## PROBLEM REQUIREMENTS
Reproduce every line of the material below, but drop the pictures.

## DATASET
** START **

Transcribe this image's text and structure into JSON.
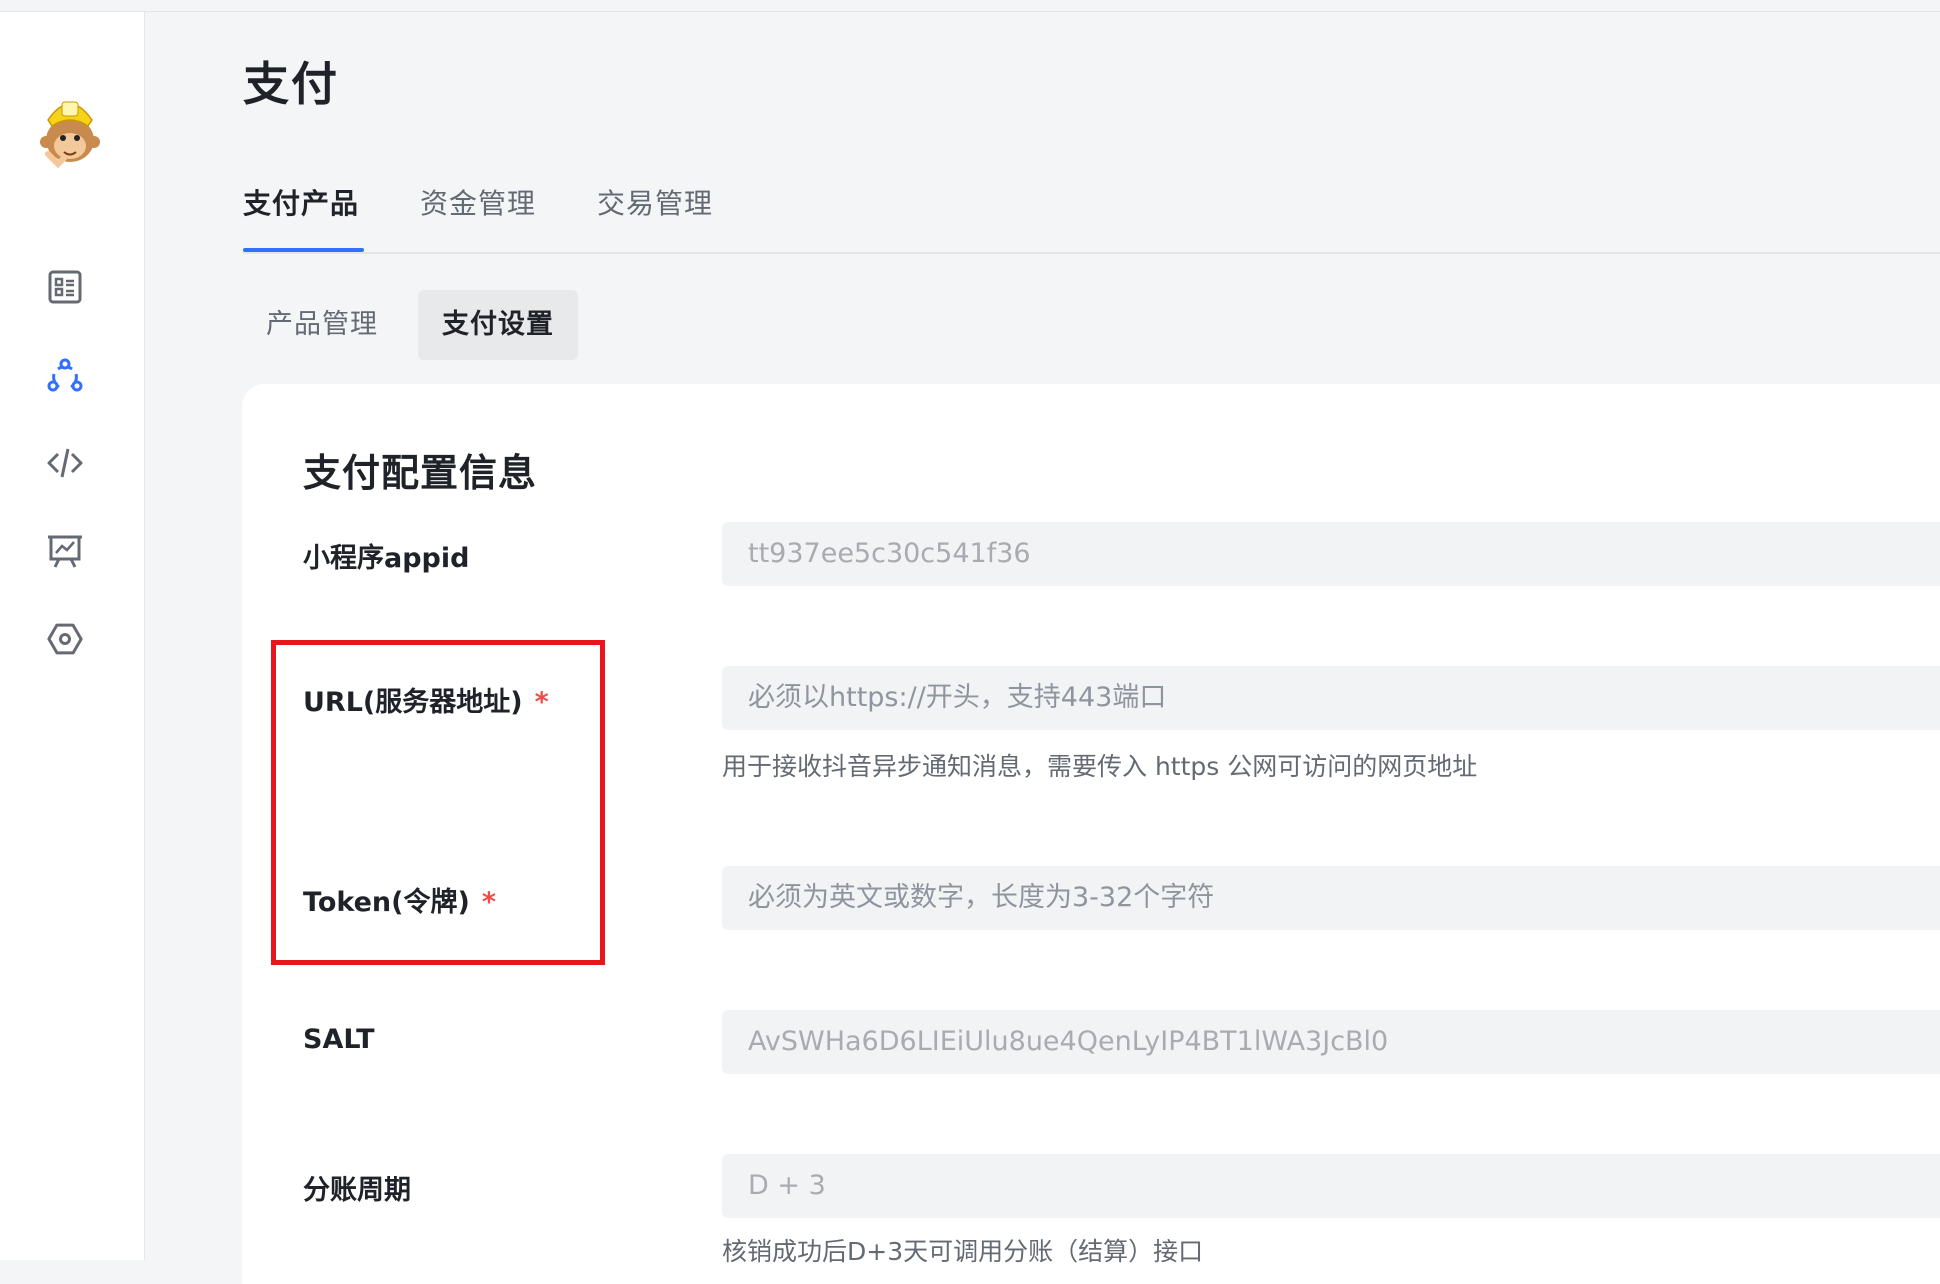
{
  "page": {
    "title": "支付"
  },
  "tabs": [
    {
      "label": "支付产品",
      "active": true
    },
    {
      "label": "资金管理",
      "active": false
    },
    {
      "label": "交易管理",
      "active": false
    }
  ],
  "subtabs": [
    {
      "label": "产品管理",
      "active": false
    },
    {
      "label": "支付设置",
      "active": true
    }
  ],
  "card": {
    "title": "支付配置信息",
    "fields": {
      "appid": {
        "label": "小程序appid",
        "value": "tt937ee5c30c541f36"
      },
      "url": {
        "label": "URL(服务器地址)",
        "required": "*",
        "placeholder": "必须以https://开头，支持443端口",
        "help": "用于接收抖音异步通知消息，需要传入 https 公网可访问的网页地址"
      },
      "token": {
        "label": "Token(令牌)",
        "required": "*",
        "placeholder": "必须为英文或数字，长度为3-32个字符"
      },
      "salt": {
        "label": "SALT",
        "value": "AvSWHa6D6LIEiUlu8ue4QenLyIP4BT1lWA3JcBl0"
      },
      "cycle": {
        "label": "分账周期",
        "value": "D + 3",
        "help": "核销成功后D+3天可调用分账（结算）接口"
      }
    }
  },
  "sidebar": {
    "icons": [
      "app-list-icon",
      "share-nodes-icon",
      "code-icon",
      "presentation-chart-icon",
      "settings-hexagon-icon"
    ]
  },
  "colors": {
    "accent": "#3370ff",
    "highlight": "#e8161b",
    "required": "#f54a45"
  }
}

** END **

## EXPECTED OUTPUT
Transcribe this image's text and structure into JSON.
{
  "page": {
    "title": "支付"
  },
  "tabs": [
    {
      "label": "支付产品",
      "active": true
    },
    {
      "label": "资金管理",
      "active": false
    },
    {
      "label": "交易管理",
      "active": false
    }
  ],
  "subtabs": [
    {
      "label": "产品管理",
      "active": false
    },
    {
      "label": "支付设置",
      "active": true
    }
  ],
  "card": {
    "title": "支付配置信息",
    "fields": {
      "appid": {
        "label": "小程序appid",
        "value": "tt937ee5c30c541f36"
      },
      "url": {
        "label": "URL(服务器地址)",
        "required": "*",
        "placeholder": "必须以https://开头，支持443端口",
        "help": "用于接收抖音异步通知消息，需要传入 https 公网可访问的网页地址"
      },
      "token": {
        "label": "Token(令牌)",
        "required": "*",
        "placeholder": "必须为英文或数字，长度为3-32个字符"
      },
      "salt": {
        "label": "SALT",
        "value": "AvSWHa6D6LIEiUlu8ue4QenLyIP4BT1lWA3JcBl0"
      },
      "cycle": {
        "label": "分账周期",
        "value": "D + 3",
        "help": "核销成功后D+3天可调用分账（结算）接口"
      }
    }
  },
  "sidebar": {
    "icons": [
      "app-list-icon",
      "share-nodes-icon",
      "code-icon",
      "presentation-chart-icon",
      "settings-hexagon-icon"
    ]
  },
  "colors": {
    "accent": "#3370ff",
    "highlight": "#e8161b",
    "required": "#f54a45"
  }
}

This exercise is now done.